(TASK TO COMPLETE) Copy out only the span from the line with "Read all visible" to the end of the data, both ends kept, word for word.
***** INPUT ROWS *****
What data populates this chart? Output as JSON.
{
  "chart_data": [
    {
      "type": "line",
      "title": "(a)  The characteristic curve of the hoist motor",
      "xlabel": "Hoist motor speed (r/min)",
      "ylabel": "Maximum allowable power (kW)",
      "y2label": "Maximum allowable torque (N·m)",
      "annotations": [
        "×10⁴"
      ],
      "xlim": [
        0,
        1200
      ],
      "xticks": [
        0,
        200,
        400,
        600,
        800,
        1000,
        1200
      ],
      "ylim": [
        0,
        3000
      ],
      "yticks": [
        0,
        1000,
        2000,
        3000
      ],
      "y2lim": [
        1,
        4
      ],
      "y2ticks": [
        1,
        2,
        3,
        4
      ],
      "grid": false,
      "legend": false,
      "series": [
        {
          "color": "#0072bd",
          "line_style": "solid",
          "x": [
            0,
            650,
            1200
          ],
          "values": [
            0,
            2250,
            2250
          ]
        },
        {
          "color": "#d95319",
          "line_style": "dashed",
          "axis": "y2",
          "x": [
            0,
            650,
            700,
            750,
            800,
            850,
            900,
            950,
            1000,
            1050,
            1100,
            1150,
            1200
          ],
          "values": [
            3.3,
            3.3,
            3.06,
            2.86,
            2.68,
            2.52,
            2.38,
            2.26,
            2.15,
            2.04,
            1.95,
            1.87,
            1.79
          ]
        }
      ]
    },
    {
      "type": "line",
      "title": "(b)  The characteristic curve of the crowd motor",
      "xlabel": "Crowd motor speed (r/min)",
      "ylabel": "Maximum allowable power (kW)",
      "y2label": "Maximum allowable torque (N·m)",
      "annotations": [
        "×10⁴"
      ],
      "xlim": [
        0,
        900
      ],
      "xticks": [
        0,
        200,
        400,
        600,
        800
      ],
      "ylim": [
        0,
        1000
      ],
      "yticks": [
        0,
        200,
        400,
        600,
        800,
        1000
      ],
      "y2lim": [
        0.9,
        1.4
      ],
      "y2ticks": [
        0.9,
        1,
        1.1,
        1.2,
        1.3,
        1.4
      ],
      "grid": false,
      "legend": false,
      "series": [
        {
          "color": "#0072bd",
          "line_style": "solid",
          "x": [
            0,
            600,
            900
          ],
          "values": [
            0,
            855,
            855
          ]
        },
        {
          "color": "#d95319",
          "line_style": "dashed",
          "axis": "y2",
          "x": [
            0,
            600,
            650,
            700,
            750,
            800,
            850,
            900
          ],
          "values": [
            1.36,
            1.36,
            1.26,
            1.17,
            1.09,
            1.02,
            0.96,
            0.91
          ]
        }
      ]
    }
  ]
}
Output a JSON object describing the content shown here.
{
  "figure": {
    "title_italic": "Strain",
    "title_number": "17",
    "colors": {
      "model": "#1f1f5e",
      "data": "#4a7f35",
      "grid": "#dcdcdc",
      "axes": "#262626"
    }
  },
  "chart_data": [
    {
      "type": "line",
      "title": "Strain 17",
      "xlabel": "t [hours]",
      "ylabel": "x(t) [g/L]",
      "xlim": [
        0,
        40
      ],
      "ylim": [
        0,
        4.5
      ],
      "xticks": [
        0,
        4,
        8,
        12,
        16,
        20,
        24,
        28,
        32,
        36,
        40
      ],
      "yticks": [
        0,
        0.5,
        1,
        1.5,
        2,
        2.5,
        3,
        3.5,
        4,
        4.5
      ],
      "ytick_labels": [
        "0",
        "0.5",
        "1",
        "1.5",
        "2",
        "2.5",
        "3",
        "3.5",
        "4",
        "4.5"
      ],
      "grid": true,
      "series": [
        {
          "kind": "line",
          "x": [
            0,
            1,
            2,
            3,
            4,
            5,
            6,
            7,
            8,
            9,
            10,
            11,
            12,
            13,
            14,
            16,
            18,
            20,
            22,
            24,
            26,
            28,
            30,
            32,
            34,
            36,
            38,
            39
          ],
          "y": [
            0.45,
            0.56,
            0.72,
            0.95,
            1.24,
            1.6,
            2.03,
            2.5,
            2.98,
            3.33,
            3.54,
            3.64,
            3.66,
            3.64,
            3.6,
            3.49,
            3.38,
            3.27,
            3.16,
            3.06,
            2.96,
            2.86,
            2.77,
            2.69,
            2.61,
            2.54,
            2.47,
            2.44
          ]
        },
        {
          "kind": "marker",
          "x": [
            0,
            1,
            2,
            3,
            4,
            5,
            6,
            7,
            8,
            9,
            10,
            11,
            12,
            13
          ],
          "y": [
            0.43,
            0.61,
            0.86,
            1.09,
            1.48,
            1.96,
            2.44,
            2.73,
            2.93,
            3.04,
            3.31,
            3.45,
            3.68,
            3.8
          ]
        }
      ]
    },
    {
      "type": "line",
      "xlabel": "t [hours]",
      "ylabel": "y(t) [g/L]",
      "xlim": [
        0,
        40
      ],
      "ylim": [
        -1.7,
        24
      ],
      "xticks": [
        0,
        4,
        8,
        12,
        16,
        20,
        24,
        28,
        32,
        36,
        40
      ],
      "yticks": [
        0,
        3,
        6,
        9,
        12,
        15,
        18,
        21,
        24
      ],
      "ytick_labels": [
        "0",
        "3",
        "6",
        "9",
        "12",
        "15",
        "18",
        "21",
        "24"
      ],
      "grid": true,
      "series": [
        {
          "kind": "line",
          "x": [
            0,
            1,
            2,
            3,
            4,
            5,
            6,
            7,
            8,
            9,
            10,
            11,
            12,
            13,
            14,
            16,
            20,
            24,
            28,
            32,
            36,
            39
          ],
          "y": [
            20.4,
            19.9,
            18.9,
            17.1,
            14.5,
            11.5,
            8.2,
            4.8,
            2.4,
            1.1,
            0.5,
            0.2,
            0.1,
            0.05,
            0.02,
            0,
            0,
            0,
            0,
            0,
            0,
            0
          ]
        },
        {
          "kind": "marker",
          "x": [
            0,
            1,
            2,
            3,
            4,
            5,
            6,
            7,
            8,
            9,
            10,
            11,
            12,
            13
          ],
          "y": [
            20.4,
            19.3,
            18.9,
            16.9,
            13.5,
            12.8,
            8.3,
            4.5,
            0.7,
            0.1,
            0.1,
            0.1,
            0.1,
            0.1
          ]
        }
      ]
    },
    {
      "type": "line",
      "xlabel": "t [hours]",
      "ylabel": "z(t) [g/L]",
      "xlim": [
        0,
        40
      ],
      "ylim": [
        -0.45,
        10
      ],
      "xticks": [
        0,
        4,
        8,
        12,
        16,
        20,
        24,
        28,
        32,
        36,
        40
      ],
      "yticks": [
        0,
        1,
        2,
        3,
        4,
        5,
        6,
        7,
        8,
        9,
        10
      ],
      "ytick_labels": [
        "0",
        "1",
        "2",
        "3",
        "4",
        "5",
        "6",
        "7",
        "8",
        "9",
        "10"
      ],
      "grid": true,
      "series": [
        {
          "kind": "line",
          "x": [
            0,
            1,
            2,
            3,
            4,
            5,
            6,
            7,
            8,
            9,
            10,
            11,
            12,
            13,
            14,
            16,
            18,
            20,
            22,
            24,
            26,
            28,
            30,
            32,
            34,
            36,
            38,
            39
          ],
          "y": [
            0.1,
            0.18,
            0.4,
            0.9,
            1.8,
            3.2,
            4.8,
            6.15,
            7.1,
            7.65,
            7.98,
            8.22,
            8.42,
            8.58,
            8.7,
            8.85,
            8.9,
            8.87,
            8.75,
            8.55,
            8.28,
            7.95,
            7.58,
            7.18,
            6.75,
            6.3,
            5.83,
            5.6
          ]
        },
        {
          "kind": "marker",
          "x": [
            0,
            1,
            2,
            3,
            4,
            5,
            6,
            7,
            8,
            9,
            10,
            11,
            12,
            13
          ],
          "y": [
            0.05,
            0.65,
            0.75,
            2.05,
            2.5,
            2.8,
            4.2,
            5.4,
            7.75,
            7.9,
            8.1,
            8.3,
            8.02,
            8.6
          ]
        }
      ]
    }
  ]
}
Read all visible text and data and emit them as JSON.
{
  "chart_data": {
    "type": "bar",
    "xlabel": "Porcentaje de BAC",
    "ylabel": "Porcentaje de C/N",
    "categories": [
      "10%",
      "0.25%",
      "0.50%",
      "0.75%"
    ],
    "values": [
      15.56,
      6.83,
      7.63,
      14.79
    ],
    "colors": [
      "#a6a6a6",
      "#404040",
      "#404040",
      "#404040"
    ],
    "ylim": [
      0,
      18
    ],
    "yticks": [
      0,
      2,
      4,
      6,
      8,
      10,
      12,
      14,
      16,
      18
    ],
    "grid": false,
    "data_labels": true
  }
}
*****
(EXERCISE OUTPUT)
Read all visible text and data and emit them as JSON.
{
  "chart_data": {
    "type": "bar",
    "xlabel": "Porcentaje de BAC",
    "ylabel": "Porcentaje de C/N",
    "categories": [
      "10%",
      "0.25%",
      "0.50%",
      "0.75%"
    ],
    "values": [
      15.56,
      6.83,
      7.63,
      14.79
    ],
    "colors": [
      "#a6a6a6",
      "#404040",
      "#404040",
      "#404040"
    ],
    "ylim": [
      0,
      18
    ],
    "yticks": [
      0,
      2,
      4,
      6,
      8,
      10,
      12,
      14,
      16,
      18
    ],
    "grid": false,
    "data_labels": true
  }
}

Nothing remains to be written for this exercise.